* begin Record extracts *

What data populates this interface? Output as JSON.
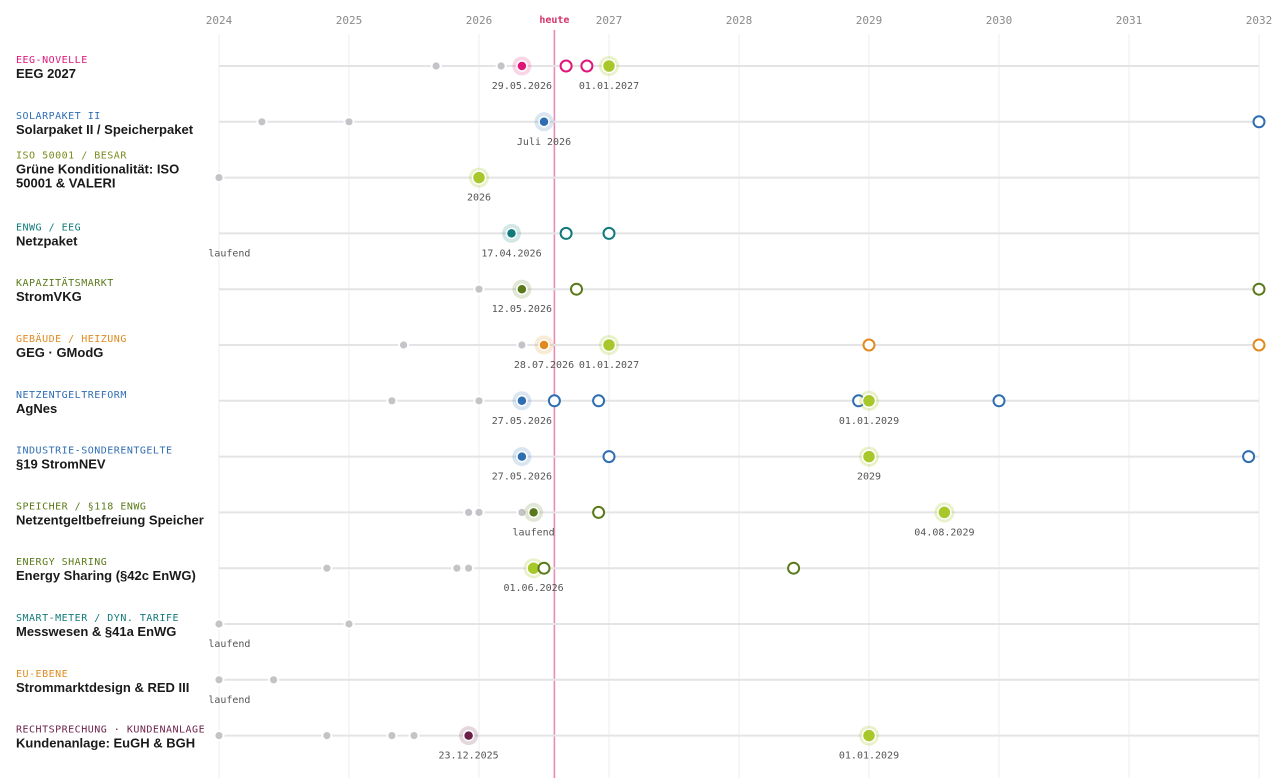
{
  "chart_data": {
    "type": "scatter",
    "x_axis": {
      "min": 2024.0,
      "max": 2032.0,
      "ticks": [
        "2024",
        "2025",
        "2026",
        "2027",
        "2028",
        "2029",
        "2030",
        "2031",
        "2032"
      ]
    },
    "today": {
      "label": "heute",
      "x": 2026.58
    },
    "colors": {
      "gray": "#c4c4c8",
      "milestone": "#a8c72b",
      "pink": "#e0157a",
      "blue": "#2f6db3",
      "olive": "#5a7a1a",
      "teal": "#117a7a",
      "orange": "#e08a1e",
      "oliveAlt": "#7a8a1a",
      "plum": "#6a1f48",
      "today_line": "#e88bb5"
    },
    "rows": [
      {
        "category": "EEG-NOVELLE",
        "title": [
          "EEG 2027"
        ],
        "color": "#e0157a",
        "points": [
          {
            "x": 2025.67,
            "kind": "past"
          },
          {
            "x": 2026.17,
            "kind": "past"
          },
          {
            "x": 2026.33,
            "kind": "current"
          },
          {
            "x": 2026.67,
            "kind": "future"
          },
          {
            "x": 2026.83,
            "kind": "future"
          },
          {
            "x": 2027.0,
            "kind": "milestone"
          }
        ],
        "labels": [
          {
            "x": 2026.33,
            "text": "29.05.2026"
          },
          {
            "x": 2027.0,
            "text": "01.01.2027"
          }
        ]
      },
      {
        "category": "SOLARPAKET II",
        "title": [
          "Solarpaket II / Speicherpaket"
        ],
        "color": "#2f6db3",
        "points": [
          {
            "x": 2024.33,
            "kind": "past"
          },
          {
            "x": 2025.0,
            "kind": "past"
          },
          {
            "x": 2026.5,
            "kind": "current"
          },
          {
            "x": 2032.0,
            "kind": "future"
          }
        ],
        "labels": [
          {
            "x": 2026.5,
            "text": "Juli 2026"
          }
        ]
      },
      {
        "category": "ISO 50001 / BESAR",
        "title": [
          "Grüne Konditionalität: ISO",
          "50001 & VALERI"
        ],
        "color": "#7a8a1a",
        "points": [
          {
            "x": 2024.0,
            "kind": "past"
          },
          {
            "x": 2026.0,
            "kind": "milestone"
          }
        ],
        "labels": [
          {
            "x": 2026.0,
            "text": "2026"
          }
        ]
      },
      {
        "category": "ENWG / EEG",
        "title": [
          "Netzpaket"
        ],
        "color": "#117a7a",
        "points": [
          {
            "x": 2026.25,
            "kind": "current"
          },
          {
            "x": 2026.67,
            "kind": "future"
          },
          {
            "x": 2027.0,
            "kind": "future"
          }
        ],
        "labels": [
          {
            "x": 2024.08,
            "text": "laufend"
          },
          {
            "x": 2026.25,
            "text": "17.04.2026"
          }
        ]
      },
      {
        "category": "KAPAZITÄTSMARKT",
        "title": [
          "StromVKG"
        ],
        "color": "#5a7a1a",
        "points": [
          {
            "x": 2026.0,
            "kind": "past"
          },
          {
            "x": 2026.33,
            "kind": "current"
          },
          {
            "x": 2026.75,
            "kind": "future"
          },
          {
            "x": 2032.0,
            "kind": "future"
          }
        ],
        "labels": [
          {
            "x": 2026.33,
            "text": "12.05.2026"
          }
        ]
      },
      {
        "category": "GEBÄUDE / HEIZUNG",
        "title": [
          "GEG · GModG"
        ],
        "color": "#e08a1e",
        "points": [
          {
            "x": 2025.42,
            "kind": "past"
          },
          {
            "x": 2026.33,
            "kind": "past"
          },
          {
            "x": 2026.5,
            "kind": "current"
          },
          {
            "x": 2027.0,
            "kind": "milestone"
          },
          {
            "x": 2029.0,
            "kind": "future"
          },
          {
            "x": 2032.0,
            "kind": "future"
          }
        ],
        "labels": [
          {
            "x": 2026.5,
            "text": "28.07.2026"
          },
          {
            "x": 2027.0,
            "text": "01.01.2027"
          }
        ]
      },
      {
        "category": "NETZENTGELTREFORM",
        "title": [
          "AgNes"
        ],
        "color": "#2f6db3",
        "points": [
          {
            "x": 2025.33,
            "kind": "past"
          },
          {
            "x": 2026.0,
            "kind": "past"
          },
          {
            "x": 2026.33,
            "kind": "current"
          },
          {
            "x": 2026.58,
            "kind": "future"
          },
          {
            "x": 2026.92,
            "kind": "future"
          },
          {
            "x": 2028.92,
            "kind": "future"
          },
          {
            "x": 2029.0,
            "kind": "milestone"
          },
          {
            "x": 2030.0,
            "kind": "future"
          }
        ],
        "labels": [
          {
            "x": 2026.33,
            "text": "27.05.2026"
          },
          {
            "x": 2029.0,
            "text": "01.01.2029"
          }
        ]
      },
      {
        "category": "INDUSTRIE-SONDERENTGELTE",
        "title": [
          "§19 StromNEV"
        ],
        "color": "#2f6db3",
        "points": [
          {
            "x": 2026.33,
            "kind": "current"
          },
          {
            "x": 2027.0,
            "kind": "future"
          },
          {
            "x": 2029.0,
            "kind": "milestone"
          },
          {
            "x": 2031.92,
            "kind": "future"
          }
        ],
        "labels": [
          {
            "x": 2026.33,
            "text": "27.05.2026"
          },
          {
            "x": 2029.0,
            "text": "2029"
          }
        ]
      },
      {
        "category": "SPEICHER / §118 ENWG",
        "title": [
          "Netzentgeltbefreiung Speicher"
        ],
        "color": "#5a7a1a",
        "points": [
          {
            "x": 2025.92,
            "kind": "past"
          },
          {
            "x": 2026.0,
            "kind": "past"
          },
          {
            "x": 2026.33,
            "kind": "past"
          },
          {
            "x": 2026.42,
            "kind": "current"
          },
          {
            "x": 2026.92,
            "kind": "future"
          },
          {
            "x": 2029.58,
            "kind": "milestone"
          }
        ],
        "labels": [
          {
            "x": 2026.42,
            "text": "laufend"
          },
          {
            "x": 2029.58,
            "text": "04.08.2029"
          }
        ]
      },
      {
        "category": "ENERGY SHARING",
        "title": [
          "Energy Sharing (§42c EnWG)"
        ],
        "color": "#5a7a1a",
        "points": [
          {
            "x": 2024.83,
            "kind": "past"
          },
          {
            "x": 2025.83,
            "kind": "past"
          },
          {
            "x": 2025.92,
            "kind": "past"
          },
          {
            "x": 2026.42,
            "kind": "milestone"
          },
          {
            "x": 2026.5,
            "kind": "future"
          },
          {
            "x": 2028.42,
            "kind": "future"
          }
        ],
        "labels": [
          {
            "x": 2026.42,
            "text": "01.06.2026"
          }
        ]
      },
      {
        "category": "SMART-METER / DYN. TARIFE",
        "title": [
          "Messwesen & §41a EnWG"
        ],
        "color": "#117a7a",
        "points": [
          {
            "x": 2024.0,
            "kind": "past"
          },
          {
            "x": 2025.0,
            "kind": "past"
          }
        ],
        "labels": [
          {
            "x": 2024.08,
            "text": "laufend"
          }
        ]
      },
      {
        "category": "EU-EBENE",
        "title": [
          "Strommarktdesign & RED III"
        ],
        "color": "#e08a1e",
        "points": [
          {
            "x": 2024.0,
            "kind": "past"
          },
          {
            "x": 2024.42,
            "kind": "past"
          }
        ],
        "labels": [
          {
            "x": 2024.08,
            "text": "laufend"
          }
        ]
      },
      {
        "category": "RECHTSPRECHUNG · KUNDENANLAGE",
        "title": [
          "Kundenanlage: EuGH & BGH"
        ],
        "color": "#6a1f48",
        "points": [
          {
            "x": 2024.0,
            "kind": "past"
          },
          {
            "x": 2024.83,
            "kind": "past"
          },
          {
            "x": 2025.33,
            "kind": "past"
          },
          {
            "x": 2025.5,
            "kind": "past"
          },
          {
            "x": 2025.92,
            "kind": "current"
          },
          {
            "x": 2029.0,
            "kind": "milestone"
          }
        ],
        "labels": [
          {
            "x": 2025.92,
            "text": "23.12.2025"
          },
          {
            "x": 2029.0,
            "text": "01.01.2029"
          }
        ]
      },
      {
        "category": "RECHTSPRECHUNG ·",
        "title": [
          ""
        ],
        "color": "#6a1f48",
        "points": [],
        "labels": []
      }
    ]
  }
}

* end Record extracts *

**Aim of the task**
Track down every line of the material containing the string "RECHTSPRECHUNG", and copy it.

**Response to this exercise**
        "category": "RECHTSPRECHUNG · KUNDENANLAGE",
        "category": "RECHTSPRECHUNG ·",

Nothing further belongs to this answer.